---------- Exercise materials ----------

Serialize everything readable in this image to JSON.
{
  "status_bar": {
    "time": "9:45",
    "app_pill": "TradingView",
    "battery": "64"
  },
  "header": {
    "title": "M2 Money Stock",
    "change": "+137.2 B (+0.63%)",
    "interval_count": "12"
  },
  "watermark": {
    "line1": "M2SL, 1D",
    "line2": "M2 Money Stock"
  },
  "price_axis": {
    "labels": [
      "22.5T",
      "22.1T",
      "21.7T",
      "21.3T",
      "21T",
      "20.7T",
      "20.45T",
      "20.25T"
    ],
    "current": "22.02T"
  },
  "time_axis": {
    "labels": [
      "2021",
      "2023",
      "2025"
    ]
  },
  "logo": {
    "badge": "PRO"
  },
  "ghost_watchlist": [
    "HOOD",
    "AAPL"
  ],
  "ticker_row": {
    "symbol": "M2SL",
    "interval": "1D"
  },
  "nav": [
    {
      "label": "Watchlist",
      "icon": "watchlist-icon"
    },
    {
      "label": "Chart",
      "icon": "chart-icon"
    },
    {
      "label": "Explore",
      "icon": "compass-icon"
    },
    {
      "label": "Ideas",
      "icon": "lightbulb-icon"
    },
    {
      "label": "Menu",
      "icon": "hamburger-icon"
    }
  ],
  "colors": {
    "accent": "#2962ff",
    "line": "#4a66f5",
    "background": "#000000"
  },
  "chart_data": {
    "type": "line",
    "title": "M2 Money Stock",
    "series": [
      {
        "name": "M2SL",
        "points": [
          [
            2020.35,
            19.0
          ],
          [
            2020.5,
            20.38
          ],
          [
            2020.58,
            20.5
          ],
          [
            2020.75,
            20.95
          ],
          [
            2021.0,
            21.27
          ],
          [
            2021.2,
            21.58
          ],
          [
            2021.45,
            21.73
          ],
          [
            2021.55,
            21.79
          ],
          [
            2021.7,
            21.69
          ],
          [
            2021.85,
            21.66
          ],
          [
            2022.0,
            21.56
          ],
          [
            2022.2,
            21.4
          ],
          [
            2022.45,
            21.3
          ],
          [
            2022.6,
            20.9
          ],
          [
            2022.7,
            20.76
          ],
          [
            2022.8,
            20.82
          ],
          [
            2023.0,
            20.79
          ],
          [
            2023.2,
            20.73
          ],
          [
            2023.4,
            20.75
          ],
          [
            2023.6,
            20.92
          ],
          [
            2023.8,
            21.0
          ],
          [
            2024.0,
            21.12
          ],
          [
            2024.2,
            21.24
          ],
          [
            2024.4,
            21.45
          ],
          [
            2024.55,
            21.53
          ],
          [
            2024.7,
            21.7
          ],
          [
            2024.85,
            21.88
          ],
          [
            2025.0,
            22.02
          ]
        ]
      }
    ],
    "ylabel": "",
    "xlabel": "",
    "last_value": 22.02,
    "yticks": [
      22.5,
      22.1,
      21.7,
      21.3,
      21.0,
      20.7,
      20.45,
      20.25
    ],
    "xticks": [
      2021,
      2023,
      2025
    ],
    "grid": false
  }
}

----------

[The request] Only lines with the word "icon" should be collected from the material.

[Task answer]
      "icon": "watchlist-icon"
      "icon": "chart-icon"
      "icon": "compass-icon"
      "icon": "lightbulb-icon"
      "icon": "hamburger-icon"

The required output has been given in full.